>> begin Data lines

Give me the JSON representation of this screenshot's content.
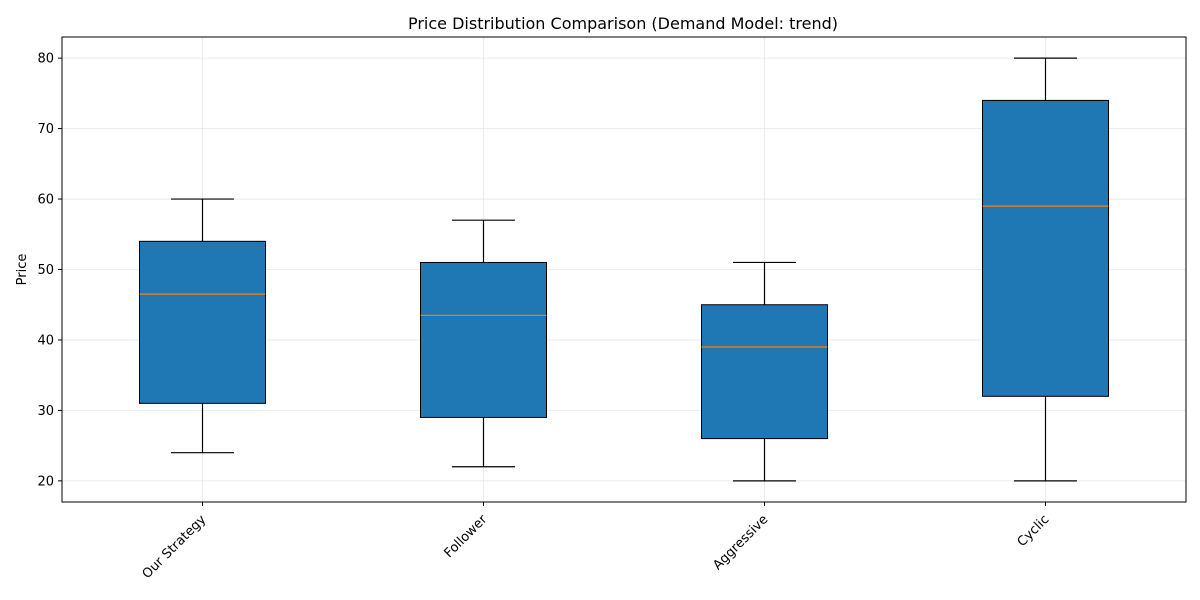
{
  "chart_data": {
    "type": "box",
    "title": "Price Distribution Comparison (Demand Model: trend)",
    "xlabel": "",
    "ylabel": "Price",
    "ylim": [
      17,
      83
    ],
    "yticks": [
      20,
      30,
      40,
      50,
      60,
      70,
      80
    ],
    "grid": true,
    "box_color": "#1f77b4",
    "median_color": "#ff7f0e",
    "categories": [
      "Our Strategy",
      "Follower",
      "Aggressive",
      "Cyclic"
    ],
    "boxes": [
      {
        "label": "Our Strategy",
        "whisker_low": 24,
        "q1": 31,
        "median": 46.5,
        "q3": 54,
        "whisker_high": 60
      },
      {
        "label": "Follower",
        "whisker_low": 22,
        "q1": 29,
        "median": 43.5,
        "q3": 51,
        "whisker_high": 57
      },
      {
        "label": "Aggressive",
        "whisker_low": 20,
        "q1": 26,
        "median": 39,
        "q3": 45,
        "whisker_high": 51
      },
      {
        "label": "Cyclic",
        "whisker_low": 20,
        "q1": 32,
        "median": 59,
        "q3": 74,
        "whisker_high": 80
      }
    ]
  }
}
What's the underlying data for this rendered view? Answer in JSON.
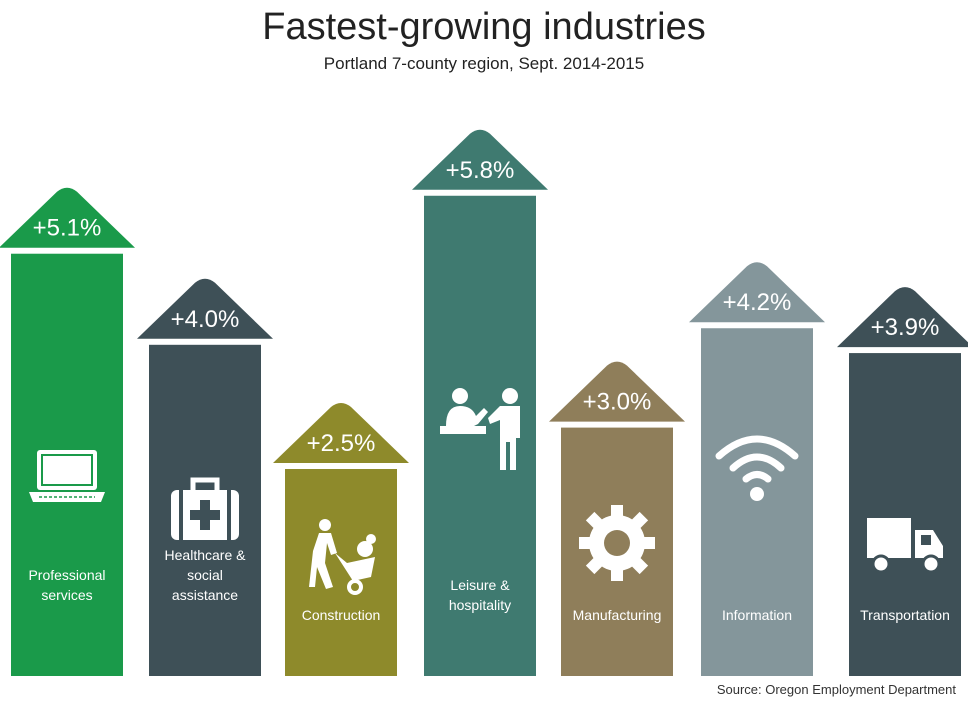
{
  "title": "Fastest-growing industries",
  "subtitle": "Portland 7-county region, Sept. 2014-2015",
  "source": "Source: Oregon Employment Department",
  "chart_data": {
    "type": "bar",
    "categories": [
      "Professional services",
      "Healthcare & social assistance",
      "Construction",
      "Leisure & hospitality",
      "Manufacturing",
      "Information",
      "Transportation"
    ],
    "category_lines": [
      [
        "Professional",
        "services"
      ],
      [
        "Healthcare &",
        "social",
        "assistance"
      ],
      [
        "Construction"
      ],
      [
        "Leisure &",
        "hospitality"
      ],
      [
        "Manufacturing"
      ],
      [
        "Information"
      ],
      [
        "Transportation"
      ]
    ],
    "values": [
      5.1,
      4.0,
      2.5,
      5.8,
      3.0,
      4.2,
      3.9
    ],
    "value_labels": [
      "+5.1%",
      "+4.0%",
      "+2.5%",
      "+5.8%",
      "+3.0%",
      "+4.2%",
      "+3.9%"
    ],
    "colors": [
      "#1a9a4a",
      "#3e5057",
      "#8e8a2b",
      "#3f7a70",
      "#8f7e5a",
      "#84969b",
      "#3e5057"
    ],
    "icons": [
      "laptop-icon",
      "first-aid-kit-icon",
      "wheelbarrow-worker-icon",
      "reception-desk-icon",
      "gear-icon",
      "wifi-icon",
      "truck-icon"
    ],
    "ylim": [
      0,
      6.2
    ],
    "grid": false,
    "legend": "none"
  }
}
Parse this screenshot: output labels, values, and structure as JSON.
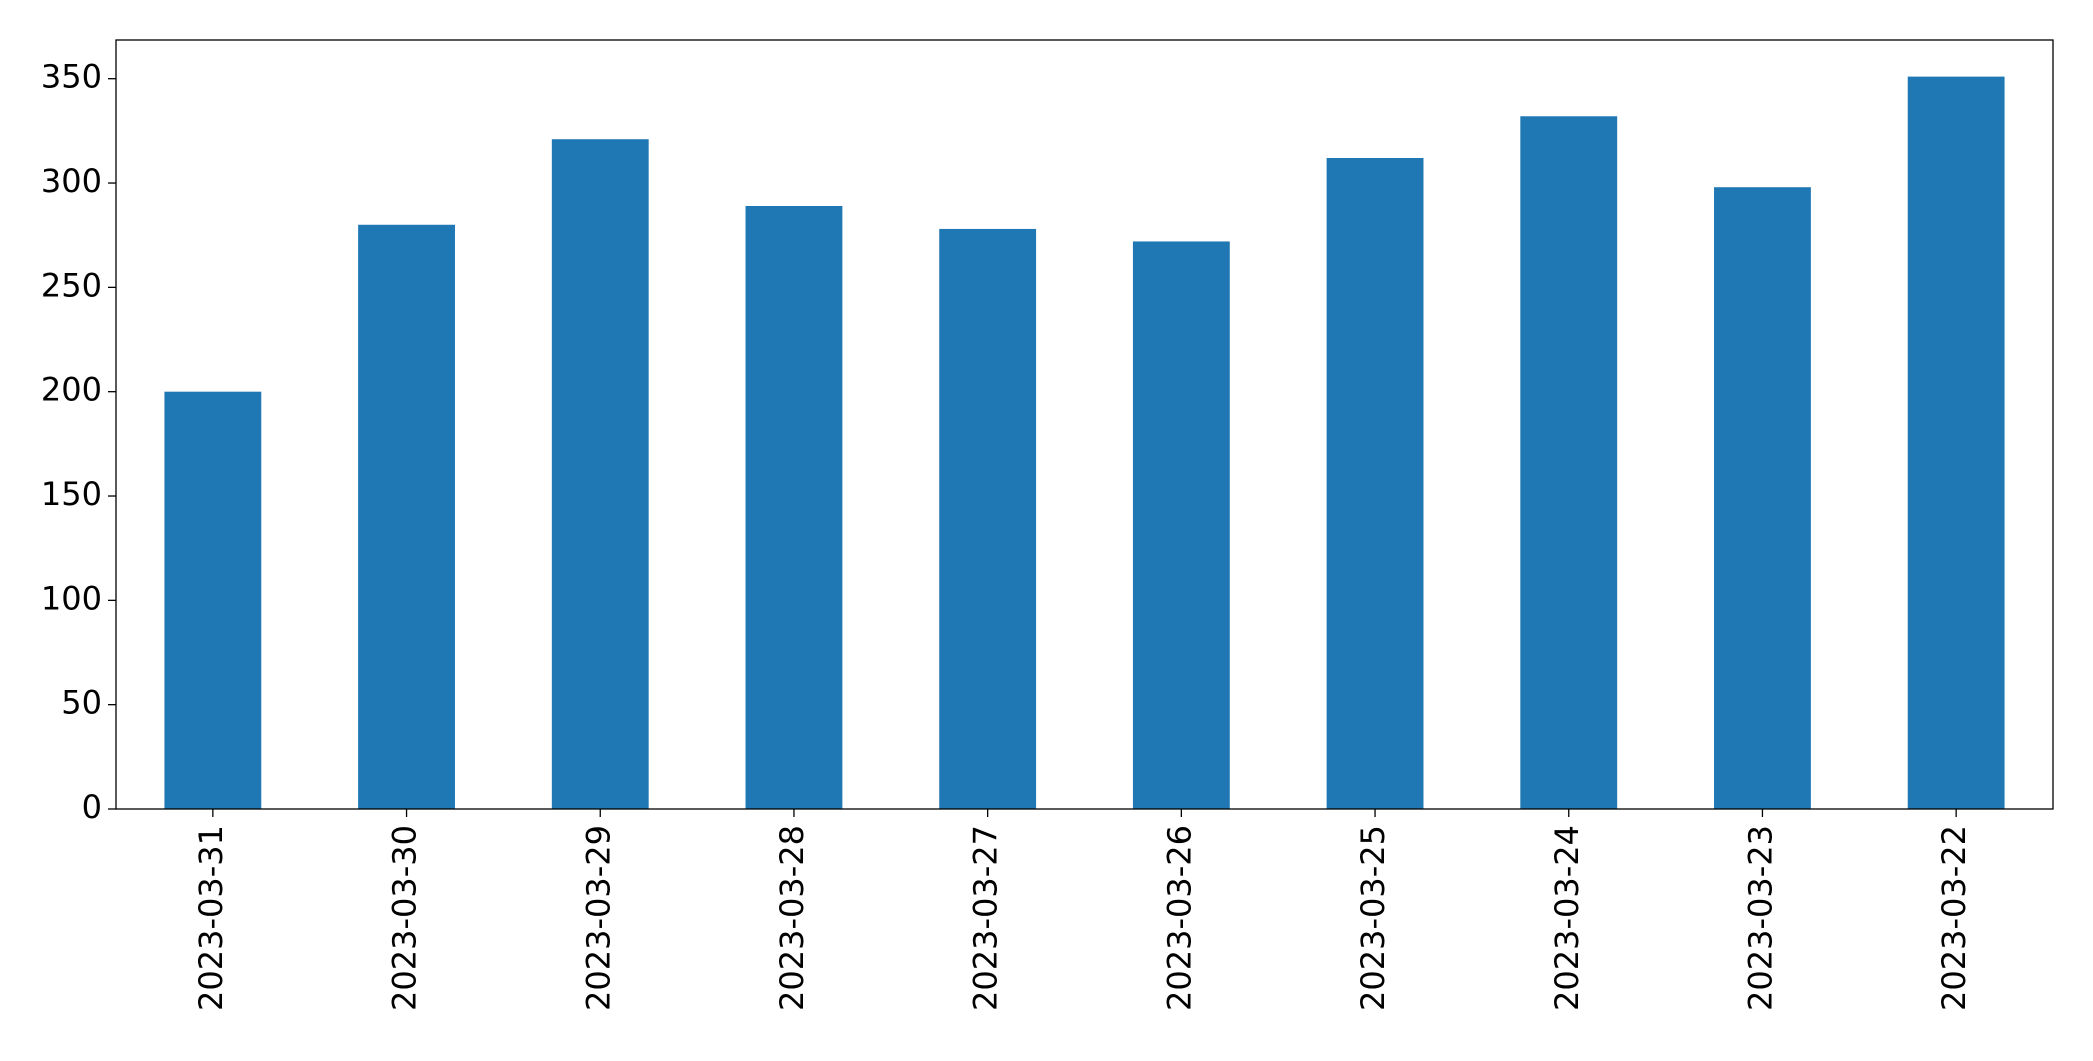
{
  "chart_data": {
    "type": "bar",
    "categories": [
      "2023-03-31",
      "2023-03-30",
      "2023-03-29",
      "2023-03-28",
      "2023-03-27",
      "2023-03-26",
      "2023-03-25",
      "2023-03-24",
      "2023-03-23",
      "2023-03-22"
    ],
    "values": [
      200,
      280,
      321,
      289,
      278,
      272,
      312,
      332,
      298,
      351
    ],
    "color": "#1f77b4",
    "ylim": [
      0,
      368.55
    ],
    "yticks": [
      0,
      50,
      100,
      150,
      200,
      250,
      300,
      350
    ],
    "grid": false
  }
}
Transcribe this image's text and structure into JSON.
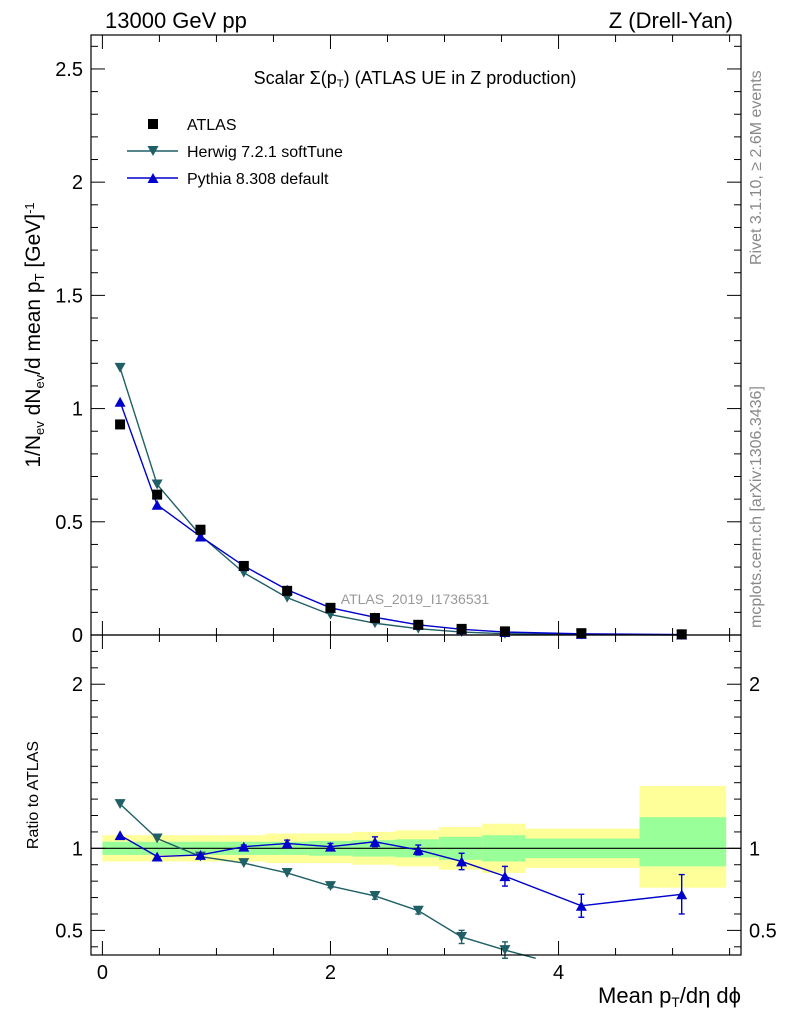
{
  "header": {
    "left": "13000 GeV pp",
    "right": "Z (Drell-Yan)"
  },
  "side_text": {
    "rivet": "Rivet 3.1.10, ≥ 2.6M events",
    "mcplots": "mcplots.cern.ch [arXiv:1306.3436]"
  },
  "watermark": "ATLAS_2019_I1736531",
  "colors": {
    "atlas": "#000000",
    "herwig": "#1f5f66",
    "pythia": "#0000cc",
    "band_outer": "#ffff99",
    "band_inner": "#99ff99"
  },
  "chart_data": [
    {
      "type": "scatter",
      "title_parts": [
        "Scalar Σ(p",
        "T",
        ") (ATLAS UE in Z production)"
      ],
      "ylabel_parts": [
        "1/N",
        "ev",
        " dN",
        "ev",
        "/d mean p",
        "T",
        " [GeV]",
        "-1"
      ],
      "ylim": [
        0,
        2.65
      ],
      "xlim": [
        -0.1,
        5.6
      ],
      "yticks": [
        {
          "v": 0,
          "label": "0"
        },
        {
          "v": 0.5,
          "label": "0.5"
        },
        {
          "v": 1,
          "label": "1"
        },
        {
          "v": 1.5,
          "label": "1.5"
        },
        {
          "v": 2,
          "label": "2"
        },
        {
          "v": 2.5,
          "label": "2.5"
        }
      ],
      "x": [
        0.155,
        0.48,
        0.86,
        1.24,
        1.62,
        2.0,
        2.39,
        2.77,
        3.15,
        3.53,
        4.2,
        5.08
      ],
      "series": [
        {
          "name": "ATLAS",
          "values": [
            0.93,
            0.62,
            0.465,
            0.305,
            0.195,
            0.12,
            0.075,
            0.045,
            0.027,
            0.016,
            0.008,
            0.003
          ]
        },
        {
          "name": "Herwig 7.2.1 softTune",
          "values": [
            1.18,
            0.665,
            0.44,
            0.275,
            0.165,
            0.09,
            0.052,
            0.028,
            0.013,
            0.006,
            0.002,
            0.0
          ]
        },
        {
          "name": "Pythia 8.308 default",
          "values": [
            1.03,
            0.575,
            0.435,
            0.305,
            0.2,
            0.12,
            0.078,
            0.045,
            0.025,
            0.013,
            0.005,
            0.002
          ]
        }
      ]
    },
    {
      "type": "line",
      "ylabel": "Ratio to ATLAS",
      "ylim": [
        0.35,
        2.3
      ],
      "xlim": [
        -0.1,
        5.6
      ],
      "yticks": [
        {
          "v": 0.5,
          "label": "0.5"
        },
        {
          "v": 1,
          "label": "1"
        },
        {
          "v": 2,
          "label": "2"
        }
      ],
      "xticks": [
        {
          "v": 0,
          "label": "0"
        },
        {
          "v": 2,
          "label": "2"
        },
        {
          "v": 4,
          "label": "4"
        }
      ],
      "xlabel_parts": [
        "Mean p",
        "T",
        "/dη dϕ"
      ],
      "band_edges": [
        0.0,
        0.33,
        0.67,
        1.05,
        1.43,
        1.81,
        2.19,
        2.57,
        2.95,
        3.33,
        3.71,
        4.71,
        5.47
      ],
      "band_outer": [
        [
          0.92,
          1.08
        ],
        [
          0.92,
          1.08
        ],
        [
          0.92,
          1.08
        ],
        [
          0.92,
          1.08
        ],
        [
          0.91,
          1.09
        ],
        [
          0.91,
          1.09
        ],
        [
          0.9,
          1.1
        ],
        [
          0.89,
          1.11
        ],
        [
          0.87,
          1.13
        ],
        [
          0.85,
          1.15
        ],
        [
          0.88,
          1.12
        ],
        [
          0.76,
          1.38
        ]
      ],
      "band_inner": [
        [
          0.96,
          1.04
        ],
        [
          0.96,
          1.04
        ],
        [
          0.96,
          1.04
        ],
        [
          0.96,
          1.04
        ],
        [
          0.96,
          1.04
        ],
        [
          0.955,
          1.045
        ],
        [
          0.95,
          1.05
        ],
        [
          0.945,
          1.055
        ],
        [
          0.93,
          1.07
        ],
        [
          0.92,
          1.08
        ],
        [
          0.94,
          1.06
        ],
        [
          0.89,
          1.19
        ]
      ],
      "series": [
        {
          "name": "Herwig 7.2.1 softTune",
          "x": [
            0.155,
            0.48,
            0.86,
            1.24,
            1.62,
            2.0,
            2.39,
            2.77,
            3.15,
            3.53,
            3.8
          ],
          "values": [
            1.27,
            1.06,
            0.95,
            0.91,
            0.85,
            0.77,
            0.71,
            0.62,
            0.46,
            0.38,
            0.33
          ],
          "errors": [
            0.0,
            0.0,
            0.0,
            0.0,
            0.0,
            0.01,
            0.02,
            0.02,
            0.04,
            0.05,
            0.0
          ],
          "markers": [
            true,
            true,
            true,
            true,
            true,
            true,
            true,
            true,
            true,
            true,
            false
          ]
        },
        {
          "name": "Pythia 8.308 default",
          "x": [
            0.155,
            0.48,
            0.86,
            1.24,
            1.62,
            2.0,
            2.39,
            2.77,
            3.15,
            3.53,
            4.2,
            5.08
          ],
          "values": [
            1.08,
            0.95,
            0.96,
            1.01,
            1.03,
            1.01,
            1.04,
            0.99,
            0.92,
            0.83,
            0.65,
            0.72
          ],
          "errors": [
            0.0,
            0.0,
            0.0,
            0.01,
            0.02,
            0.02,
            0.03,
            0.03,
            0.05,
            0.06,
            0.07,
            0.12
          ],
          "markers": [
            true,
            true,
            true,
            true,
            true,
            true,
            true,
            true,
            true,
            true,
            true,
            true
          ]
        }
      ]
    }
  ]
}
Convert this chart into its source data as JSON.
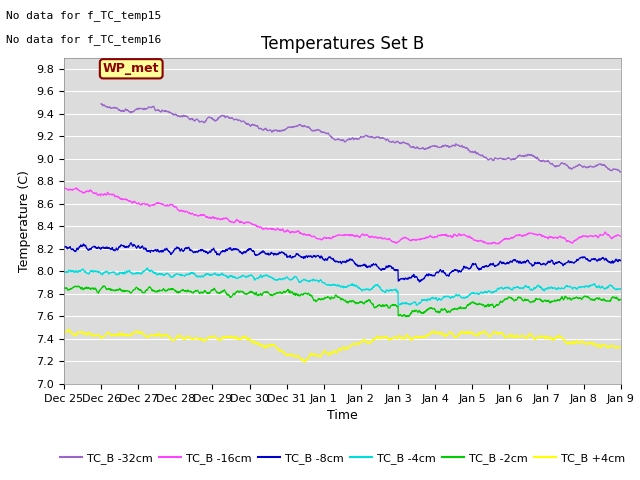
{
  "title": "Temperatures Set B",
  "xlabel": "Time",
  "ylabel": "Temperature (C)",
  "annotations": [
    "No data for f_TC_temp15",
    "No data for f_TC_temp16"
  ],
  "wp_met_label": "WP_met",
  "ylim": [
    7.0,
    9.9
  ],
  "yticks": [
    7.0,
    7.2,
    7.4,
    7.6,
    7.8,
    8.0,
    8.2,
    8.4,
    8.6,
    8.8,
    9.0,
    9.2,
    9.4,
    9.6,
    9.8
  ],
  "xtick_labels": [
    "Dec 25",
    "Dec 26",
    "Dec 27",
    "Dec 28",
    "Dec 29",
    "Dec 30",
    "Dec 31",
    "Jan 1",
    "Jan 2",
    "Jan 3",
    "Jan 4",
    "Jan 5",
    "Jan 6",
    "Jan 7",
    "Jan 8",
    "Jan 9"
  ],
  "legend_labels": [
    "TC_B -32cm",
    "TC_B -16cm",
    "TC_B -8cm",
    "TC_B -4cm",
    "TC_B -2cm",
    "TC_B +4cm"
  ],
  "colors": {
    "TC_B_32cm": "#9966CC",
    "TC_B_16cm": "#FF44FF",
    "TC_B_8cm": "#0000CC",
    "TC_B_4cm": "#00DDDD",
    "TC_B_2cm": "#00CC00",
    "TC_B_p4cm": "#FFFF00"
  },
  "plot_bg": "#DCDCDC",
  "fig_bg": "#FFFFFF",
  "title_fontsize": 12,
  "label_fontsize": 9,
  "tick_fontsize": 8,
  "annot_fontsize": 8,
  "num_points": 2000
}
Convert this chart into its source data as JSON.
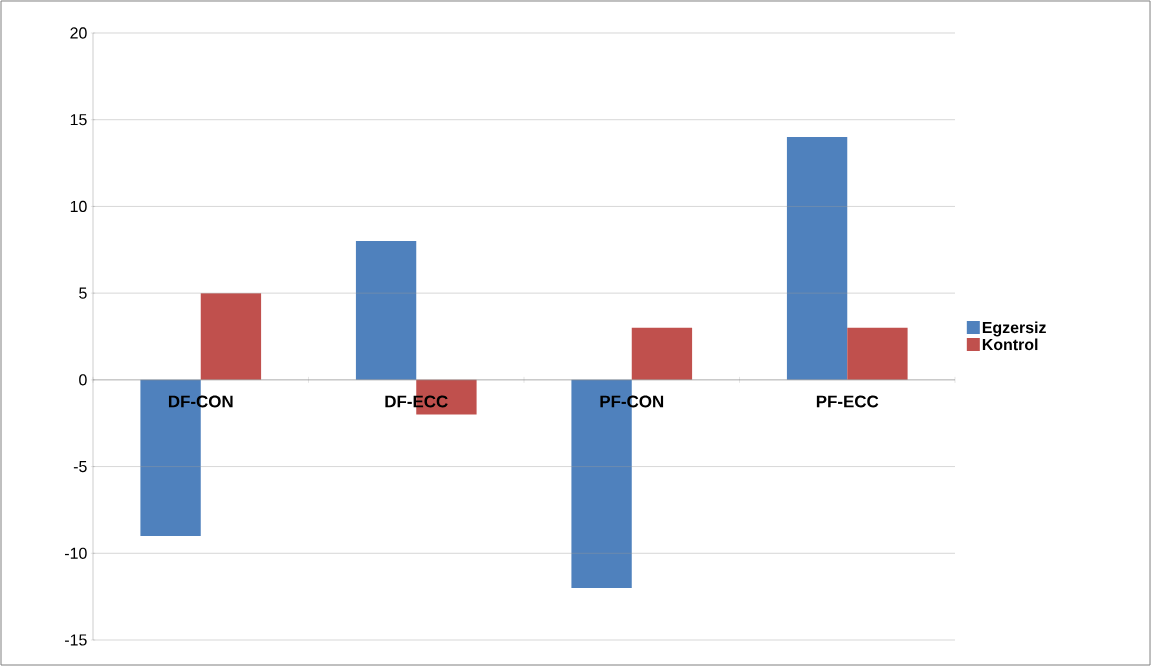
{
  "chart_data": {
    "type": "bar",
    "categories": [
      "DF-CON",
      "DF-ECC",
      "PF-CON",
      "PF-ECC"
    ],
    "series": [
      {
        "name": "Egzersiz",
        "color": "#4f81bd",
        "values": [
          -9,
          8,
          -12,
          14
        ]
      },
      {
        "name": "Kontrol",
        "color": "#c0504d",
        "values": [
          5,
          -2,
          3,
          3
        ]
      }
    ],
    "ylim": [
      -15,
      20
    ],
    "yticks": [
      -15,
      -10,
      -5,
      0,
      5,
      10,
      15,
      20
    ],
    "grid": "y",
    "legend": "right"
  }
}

>> end Data lines

Problem requirements:
Wherever a line in the data above holds "name", copy that line.

Exercise output:
          "name": "ATLAS",
          "name": "Herwig 7.2.1 softTune",
          "name": "Pythia 8.308 default",
          "name": "Herwig 7.2.1 softTune",
          "name": "Pythia 8.308 default",
        "name": "Egzersiz",
        "name": "Kontrol",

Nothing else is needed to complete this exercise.